■ **Exercise task**
Please print all of the material below, word for word.

■ **Source records**

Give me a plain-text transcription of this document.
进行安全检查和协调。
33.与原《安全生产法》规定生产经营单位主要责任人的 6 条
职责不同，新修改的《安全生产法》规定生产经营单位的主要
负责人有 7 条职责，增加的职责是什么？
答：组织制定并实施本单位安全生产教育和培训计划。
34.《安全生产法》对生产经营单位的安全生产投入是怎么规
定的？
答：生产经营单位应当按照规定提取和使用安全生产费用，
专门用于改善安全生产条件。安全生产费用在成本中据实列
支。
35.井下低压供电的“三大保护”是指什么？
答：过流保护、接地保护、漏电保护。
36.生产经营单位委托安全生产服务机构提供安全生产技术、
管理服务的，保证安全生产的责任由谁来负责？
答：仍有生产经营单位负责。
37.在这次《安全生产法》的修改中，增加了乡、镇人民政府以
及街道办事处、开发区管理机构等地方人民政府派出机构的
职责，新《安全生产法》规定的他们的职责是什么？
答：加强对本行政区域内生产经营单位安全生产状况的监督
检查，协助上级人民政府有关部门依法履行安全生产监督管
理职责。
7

■ **Solved exercise**
Give me a plain-text transcription of this document.
进行安全检查和协调。
33.与原《安全生产法》规定生产经营单位主要责任人的 6 条
职责不同，新修改的《安全生产法》规定生产经营单位的主要
负责人有 7 条职责，增加的职责是什么？
答：组织制定并实施本单位安全生产教育和培训计划。
34.《安全生产法》对生产经营单位的安全生产投入是怎么规
定的？
答：生产经营单位应当按照规定提取和使用安全生产费用，
专门用于改善安全生产条件。安全生产费用在成本中据实列
支。
35.井下低压供电的“三大保护”是指什么？
答：过流保护、接地保护、漏电保护。
36.生产经营单位委托安全生产服务机构提供安全生产技术、
管理服务的，保证安全生产的责任由谁来负责？
答：仍有生产经营单位负责。
37.在这次《安全生产法》的修改中，增加了乡、镇人民政府以
及街道办事处、开发区管理机构等地方人民政府派出机构的
职责，新《安全生产法》规定的他们的职责是什么？
答：加强对本行政区域内生产经营单位安全生产状况的监督
检查，协助上级人民政府有关部门依法履行安全生产监督管
理职责。
7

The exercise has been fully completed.